**SUPPLIED DATA:**
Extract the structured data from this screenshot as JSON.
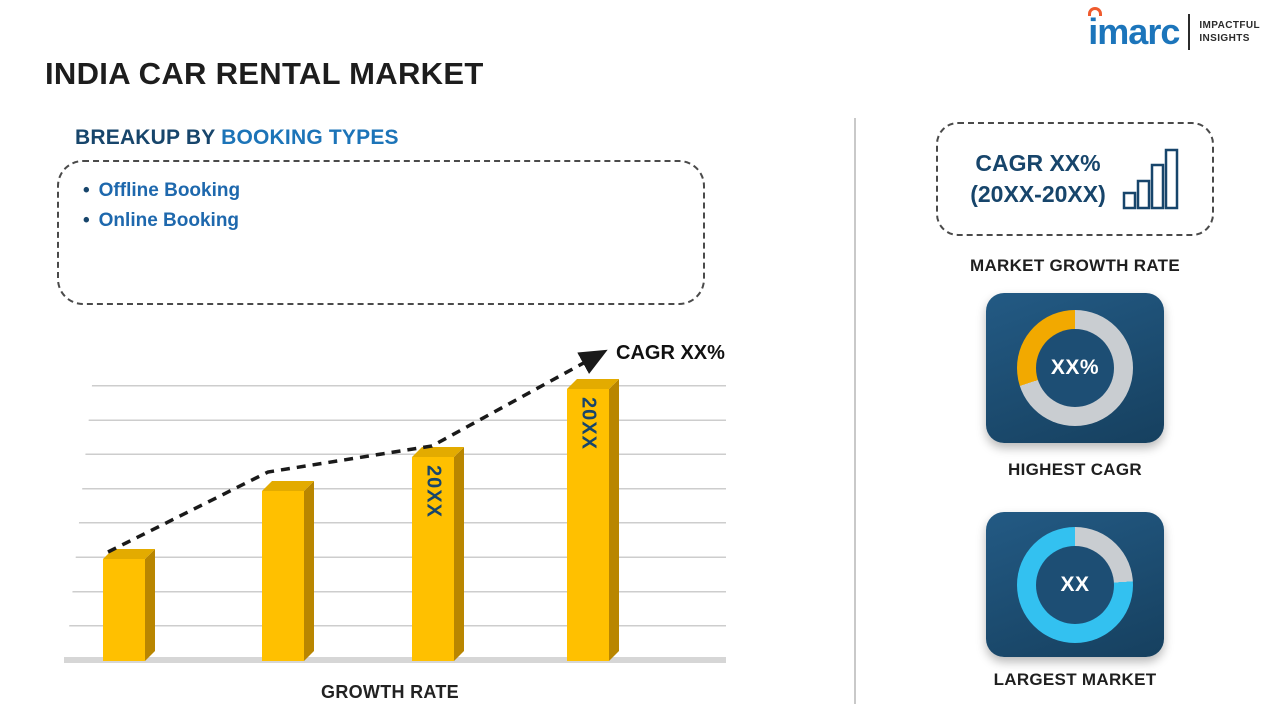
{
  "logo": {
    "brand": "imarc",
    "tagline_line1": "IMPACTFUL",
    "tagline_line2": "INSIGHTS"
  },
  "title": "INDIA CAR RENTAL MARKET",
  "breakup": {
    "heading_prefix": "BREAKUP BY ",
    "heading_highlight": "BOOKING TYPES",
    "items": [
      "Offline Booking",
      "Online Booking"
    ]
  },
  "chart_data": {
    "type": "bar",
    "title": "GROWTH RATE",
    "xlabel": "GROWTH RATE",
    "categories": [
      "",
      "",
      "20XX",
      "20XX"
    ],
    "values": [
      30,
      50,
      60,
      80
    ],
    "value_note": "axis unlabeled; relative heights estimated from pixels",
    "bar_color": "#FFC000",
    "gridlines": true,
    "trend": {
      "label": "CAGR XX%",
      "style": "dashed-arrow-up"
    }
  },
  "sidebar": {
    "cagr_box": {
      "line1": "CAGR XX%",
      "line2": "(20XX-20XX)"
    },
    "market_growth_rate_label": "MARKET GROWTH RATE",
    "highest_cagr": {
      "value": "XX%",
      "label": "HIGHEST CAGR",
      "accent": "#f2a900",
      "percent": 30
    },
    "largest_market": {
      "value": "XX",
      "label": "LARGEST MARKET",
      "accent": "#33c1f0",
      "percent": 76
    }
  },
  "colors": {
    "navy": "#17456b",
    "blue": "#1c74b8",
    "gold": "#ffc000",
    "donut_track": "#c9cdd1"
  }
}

* * *

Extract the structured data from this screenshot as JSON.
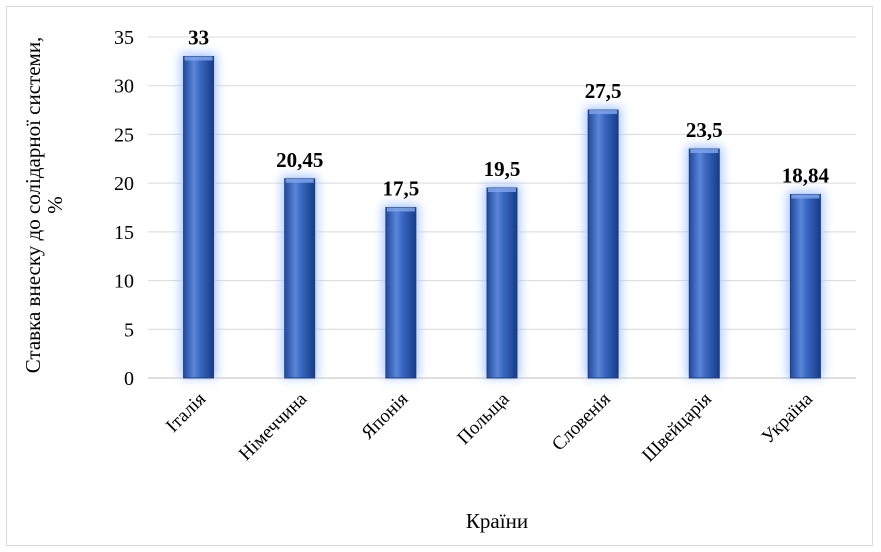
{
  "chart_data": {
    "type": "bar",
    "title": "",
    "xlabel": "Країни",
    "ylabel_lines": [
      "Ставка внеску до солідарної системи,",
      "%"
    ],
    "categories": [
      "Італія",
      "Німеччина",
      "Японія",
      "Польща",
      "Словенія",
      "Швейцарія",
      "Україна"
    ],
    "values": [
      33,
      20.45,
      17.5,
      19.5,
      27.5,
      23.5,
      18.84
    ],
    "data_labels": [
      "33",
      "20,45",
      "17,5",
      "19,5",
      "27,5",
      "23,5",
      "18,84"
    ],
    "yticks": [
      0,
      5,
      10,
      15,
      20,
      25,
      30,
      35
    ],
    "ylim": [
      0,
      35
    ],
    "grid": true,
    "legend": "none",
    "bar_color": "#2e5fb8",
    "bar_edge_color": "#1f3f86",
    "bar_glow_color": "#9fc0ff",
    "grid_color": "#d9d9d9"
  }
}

**THE TASK:** Which lines hold the word "title"? Copy each of them from the records.

**FINAL ANSWER:**
  "title": "INDIA CAR RENTAL MARKET",
    "title": "GROWTH RATE",
    "title": "",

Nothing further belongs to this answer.